→ Tasks to perform
(A) Retype the part of the scheduling description starting with "This system of" and going on through "site held lands.".
(B) Please rewrite the entries from their start through the line with "line-number: 40 [36, 587, 52, 602]", replacing "endpoint-label" with "route-label" and changing nothing else. Give only those lines.

→ Document text
================================
The above description only covers the more obvious upstanding earthwork
remains. In addition there are numerous short sections of bank and lynchet
which originally subdivided the enclosure. There are also slighter earthworks
which will include the remains of further timber buildings and other
structures. Across the whole area of the monument there will also be buried
remains not identified by upstanding earthworks. Areas which otherwise look
flat will include buried features such as post holes for timber structures,
rubbish and storage pits and spreads of material which will preserve
information about the life and economy of the medieval grange. Some of these
features will also survive beneath the modern farmyard.
A number of features are excluded from the scheduling; these are all modern
farm buildings, fences, styles and gates, the concrete farmyard surfaces and
other concrete farm structures, water troughs and telegraph poles; however,
the ground beneath these features is included.

The site of the monument is shown on the attached map extract.

Source: Historic England

Reasons for Scheduling

A monastic grange was a farm owned and run by a monastic community and
independent of the secular manorial system of communal agriculture and servile
labour. The function of granges was to provide food and raw materials for
consumption within the parent monastic house itself, and also to provide
surpluses for sale for profit. The first monastic granges appeared in the 12th
century but they continued to be constructed and used until the Dissolution.
This system of agriculture was pioneered by the Cistercian order but was soon
imitated by other orders. Some granges were worked by resident lay-brothers
(secular workers) of the order but others were staffed by non-resident
labourers. The majority of granges practised a mixed economy but some were
specialist in their function. Five types of grange are known: agrarian farms,
bercaries (sheep farms), vaccaries (cattle ranches), horse studs and
industrial complexes. A monastery might have more than one grange and the
wealthiest houses had many. Frequently a grange was established on lands
immediately adjacent to the monastery, this being known as the home grange.
Other granges, however, could be found wherever the monastic site held lands.
================================
→ Entries
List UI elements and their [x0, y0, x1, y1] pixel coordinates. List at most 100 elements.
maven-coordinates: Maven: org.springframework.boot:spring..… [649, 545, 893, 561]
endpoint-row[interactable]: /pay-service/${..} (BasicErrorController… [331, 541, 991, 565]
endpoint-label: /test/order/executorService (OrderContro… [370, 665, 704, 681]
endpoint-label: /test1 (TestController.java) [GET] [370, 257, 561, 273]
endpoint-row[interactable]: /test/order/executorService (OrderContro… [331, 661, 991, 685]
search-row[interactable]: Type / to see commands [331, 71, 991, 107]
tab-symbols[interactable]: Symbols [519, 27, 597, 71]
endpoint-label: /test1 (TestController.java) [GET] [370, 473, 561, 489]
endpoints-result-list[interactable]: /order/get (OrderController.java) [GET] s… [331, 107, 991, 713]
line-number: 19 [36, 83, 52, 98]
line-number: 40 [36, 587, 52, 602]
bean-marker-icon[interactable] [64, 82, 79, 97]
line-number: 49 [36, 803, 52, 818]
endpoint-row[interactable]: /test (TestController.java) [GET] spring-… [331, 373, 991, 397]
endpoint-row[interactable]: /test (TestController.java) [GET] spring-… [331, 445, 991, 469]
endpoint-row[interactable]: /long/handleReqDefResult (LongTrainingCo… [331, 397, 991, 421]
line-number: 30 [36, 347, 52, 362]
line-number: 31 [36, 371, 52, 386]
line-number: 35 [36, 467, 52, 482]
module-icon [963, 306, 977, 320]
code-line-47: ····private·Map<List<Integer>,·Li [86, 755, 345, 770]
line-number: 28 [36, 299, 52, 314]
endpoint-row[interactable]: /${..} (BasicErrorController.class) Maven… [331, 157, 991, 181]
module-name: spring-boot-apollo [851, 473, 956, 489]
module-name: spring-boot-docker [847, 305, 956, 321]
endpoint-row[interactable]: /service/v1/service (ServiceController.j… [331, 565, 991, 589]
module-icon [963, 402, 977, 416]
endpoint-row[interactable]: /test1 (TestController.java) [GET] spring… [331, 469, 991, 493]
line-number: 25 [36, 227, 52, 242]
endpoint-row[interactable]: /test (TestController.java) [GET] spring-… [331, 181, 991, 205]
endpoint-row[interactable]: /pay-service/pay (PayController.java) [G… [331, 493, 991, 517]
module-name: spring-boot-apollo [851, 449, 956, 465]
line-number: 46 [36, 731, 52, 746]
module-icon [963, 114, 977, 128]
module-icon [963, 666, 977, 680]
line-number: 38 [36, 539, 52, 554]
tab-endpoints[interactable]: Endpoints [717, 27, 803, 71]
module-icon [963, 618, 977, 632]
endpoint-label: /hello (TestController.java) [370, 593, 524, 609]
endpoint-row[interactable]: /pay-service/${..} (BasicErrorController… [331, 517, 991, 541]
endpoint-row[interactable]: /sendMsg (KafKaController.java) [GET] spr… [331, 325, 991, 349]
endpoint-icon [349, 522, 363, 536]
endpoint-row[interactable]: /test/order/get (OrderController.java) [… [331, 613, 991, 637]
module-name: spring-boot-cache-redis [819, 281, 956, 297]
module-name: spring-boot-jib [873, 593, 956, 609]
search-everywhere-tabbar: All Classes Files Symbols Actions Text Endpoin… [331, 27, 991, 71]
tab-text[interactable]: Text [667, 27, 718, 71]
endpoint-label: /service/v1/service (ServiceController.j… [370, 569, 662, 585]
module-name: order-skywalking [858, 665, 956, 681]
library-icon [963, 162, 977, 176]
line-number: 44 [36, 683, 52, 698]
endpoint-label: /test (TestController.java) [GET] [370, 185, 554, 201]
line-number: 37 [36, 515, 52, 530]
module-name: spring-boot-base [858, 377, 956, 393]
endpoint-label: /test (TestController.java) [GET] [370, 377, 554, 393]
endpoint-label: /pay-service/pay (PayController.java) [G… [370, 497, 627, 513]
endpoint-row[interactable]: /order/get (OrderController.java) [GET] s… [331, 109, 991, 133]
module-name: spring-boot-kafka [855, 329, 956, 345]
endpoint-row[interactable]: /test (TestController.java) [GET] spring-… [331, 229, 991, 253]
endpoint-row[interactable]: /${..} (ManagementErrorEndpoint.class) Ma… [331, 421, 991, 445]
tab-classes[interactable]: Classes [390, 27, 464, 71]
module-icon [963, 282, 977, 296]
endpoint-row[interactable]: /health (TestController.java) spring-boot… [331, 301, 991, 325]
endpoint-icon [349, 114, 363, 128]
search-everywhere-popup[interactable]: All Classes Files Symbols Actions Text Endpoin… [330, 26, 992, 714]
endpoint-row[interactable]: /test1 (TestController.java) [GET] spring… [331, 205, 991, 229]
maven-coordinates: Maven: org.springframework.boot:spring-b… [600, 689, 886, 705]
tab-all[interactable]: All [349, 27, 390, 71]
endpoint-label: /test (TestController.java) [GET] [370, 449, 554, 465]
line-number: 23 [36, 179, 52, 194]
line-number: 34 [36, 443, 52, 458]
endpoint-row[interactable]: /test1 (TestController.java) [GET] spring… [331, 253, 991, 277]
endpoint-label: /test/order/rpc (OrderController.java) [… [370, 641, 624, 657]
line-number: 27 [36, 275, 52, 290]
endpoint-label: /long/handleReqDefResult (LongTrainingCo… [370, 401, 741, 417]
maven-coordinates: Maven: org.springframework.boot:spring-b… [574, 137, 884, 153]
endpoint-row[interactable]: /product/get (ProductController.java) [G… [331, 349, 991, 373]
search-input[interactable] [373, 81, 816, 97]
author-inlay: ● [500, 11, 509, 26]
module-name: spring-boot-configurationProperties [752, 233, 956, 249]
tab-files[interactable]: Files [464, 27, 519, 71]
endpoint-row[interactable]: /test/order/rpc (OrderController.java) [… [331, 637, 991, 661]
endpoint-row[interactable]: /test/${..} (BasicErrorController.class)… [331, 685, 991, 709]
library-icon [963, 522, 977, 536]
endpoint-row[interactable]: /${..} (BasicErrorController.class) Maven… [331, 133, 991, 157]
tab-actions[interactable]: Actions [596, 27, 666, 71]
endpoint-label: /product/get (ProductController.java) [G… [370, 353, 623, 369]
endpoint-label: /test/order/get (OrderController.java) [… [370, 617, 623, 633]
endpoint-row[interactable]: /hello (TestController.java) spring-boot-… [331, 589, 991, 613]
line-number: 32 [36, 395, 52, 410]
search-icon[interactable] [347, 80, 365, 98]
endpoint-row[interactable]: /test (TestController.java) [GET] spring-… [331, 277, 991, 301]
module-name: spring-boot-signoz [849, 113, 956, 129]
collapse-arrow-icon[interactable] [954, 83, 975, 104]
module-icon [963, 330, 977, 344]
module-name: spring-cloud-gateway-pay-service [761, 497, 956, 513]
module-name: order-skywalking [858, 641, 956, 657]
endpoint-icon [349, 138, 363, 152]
================================
→ Task solutions
(A)
This system of agriculture was pioneered by the Cistercian order but was soon
imitated by other orders. Some granges were worked by resident lay-brothers
(secular workers) of the order but others were staffed by non-resident
labourers. The majority of granges practised a mixed economy but some were
specialist in their function. Five types of grange are known: agrarian farms,
bercaries (sheep farms), vaccaries (cattle ranches), horse studs and
industrial complexes. A monastery might have more than one grange and the
wealthiest houses had many. Frequently a grange was established on lands
immediately adjacent to the monastery, this being known as the home grange.
Other granges, however, could be found wherever the monastic site held lands.

(B)
List UI elements and their [x0, y0, x1, y1] pixel coordinates. List at most 100 elements.
maven-coordinates: Maven: org.springframework.boot:spring..… [649, 545, 893, 561]
endpoint-row[interactable]: /pay-service/${..} (BasicErrorController… [331, 541, 991, 565]
route-label: /test/order/executorService (OrderContro… [370, 665, 704, 681]
route-label: /test1 (TestController.java) [GET] [370, 257, 561, 273]
endpoint-row[interactable]: /test/order/executorService (OrderContro… [331, 661, 991, 685]
search-row[interactable]: Type / to see commands [331, 71, 991, 107]
tab-symbols[interactable]: Symbols [519, 27, 597, 71]
route-label: /test1 (TestController.java) [GET] [370, 473, 561, 489]
endpoints-result-list[interactable]: /order/get (OrderController.java) [GET] s… [331, 107, 991, 713]
line-number: 19 [36, 83, 52, 98]
line-number: 40 [36, 587, 52, 602]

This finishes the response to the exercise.